═══ Material ═══

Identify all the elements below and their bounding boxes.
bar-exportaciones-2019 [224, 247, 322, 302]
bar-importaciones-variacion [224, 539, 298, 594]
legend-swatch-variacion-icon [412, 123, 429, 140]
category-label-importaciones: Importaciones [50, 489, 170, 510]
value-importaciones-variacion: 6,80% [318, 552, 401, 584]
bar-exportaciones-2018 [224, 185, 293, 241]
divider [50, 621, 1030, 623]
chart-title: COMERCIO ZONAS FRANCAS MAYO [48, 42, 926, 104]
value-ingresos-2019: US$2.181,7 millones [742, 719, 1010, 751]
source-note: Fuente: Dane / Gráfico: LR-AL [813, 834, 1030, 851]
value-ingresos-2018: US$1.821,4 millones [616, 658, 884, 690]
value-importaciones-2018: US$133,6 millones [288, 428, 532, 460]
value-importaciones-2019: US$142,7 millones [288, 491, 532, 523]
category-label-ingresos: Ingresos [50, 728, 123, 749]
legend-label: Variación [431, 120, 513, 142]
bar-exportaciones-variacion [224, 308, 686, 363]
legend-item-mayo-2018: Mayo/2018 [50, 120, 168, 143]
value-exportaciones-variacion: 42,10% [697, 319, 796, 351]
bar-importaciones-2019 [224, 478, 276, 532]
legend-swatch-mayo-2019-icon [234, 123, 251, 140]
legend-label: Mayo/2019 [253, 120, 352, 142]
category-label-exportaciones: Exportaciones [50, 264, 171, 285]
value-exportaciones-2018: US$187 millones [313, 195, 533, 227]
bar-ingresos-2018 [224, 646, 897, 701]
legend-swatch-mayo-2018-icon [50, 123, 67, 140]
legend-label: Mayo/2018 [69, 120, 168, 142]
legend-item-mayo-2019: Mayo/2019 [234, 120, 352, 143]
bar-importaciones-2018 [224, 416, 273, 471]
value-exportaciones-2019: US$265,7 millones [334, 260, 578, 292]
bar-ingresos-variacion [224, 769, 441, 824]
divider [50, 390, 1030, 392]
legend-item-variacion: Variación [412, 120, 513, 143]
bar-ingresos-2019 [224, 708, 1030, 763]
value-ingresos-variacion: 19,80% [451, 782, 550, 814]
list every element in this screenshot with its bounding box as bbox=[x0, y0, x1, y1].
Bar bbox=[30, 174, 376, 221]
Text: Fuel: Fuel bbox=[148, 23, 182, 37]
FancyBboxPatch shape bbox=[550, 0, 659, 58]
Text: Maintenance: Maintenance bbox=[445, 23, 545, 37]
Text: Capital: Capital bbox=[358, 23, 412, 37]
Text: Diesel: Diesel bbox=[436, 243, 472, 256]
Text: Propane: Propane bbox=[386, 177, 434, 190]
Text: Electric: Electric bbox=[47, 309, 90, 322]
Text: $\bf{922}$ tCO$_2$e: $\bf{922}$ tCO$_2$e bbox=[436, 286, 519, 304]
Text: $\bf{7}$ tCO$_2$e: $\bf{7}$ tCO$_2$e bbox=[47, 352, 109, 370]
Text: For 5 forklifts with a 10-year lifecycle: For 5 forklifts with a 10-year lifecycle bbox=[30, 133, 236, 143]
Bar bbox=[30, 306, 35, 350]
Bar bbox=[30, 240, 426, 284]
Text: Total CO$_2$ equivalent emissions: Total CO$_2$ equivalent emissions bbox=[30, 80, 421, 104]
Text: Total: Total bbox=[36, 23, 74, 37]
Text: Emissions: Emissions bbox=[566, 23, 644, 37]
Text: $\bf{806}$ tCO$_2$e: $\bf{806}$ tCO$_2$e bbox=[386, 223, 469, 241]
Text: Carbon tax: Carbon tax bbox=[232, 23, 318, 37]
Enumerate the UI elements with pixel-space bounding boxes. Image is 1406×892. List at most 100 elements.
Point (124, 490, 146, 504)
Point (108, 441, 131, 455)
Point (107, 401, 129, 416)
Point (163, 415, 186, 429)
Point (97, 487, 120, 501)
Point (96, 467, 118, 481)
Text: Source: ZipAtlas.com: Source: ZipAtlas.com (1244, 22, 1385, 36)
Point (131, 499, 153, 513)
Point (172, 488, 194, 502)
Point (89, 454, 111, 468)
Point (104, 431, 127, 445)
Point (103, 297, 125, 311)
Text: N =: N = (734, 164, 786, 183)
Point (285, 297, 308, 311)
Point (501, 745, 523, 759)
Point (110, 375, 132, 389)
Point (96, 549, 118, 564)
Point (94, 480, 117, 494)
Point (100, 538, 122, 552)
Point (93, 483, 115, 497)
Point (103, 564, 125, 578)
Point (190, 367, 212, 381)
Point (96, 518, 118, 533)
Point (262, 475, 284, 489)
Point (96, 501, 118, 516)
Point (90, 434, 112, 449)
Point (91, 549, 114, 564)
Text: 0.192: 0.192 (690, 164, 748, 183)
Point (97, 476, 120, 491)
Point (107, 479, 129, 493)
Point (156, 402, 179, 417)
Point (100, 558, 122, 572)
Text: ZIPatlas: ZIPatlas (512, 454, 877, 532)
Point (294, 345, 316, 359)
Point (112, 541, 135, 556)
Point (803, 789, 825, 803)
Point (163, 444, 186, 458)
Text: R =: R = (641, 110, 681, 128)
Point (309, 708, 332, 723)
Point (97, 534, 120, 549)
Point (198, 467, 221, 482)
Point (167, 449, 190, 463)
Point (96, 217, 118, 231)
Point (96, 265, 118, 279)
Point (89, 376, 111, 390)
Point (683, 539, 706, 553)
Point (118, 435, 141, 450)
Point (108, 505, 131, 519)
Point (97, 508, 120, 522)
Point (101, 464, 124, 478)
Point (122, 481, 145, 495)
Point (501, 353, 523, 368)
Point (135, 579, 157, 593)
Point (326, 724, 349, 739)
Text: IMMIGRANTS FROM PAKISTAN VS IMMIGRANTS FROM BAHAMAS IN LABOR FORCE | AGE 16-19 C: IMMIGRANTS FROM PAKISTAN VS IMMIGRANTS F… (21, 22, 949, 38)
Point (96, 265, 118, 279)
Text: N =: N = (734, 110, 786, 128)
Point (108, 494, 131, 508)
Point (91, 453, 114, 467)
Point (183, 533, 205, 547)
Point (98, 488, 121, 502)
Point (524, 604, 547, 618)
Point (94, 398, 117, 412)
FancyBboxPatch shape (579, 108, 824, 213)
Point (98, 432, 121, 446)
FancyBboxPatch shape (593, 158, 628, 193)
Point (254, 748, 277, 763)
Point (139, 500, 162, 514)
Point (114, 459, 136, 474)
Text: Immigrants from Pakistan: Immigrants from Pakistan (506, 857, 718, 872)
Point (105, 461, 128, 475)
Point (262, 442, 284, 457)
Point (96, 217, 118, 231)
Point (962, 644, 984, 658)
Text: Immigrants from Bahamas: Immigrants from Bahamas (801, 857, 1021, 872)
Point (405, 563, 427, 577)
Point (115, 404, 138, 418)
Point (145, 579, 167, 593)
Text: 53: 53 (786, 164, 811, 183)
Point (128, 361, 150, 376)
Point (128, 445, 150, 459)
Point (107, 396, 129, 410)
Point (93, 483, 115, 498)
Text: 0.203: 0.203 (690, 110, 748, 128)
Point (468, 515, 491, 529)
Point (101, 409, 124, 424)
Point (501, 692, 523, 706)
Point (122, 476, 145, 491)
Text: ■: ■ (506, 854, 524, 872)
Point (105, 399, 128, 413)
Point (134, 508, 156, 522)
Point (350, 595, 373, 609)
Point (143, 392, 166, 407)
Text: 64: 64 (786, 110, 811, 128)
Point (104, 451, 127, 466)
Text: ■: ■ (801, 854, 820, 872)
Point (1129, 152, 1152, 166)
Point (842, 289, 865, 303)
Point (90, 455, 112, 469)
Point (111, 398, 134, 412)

═══

Show each line of the records above that contains the string "with".

Result of the task:
list every element in this screenshot with its bounding box as bbox=[x0, y0, x1, y1].
Text: For 5 forklifts with a 10-year lifecycle: For 5 forklifts with a 10-year lifecycle bbox=[30, 133, 236, 143]
Enumerate the UI elements with pixel-space bounding boxes. Image is 1406×892. List at most 100 elements.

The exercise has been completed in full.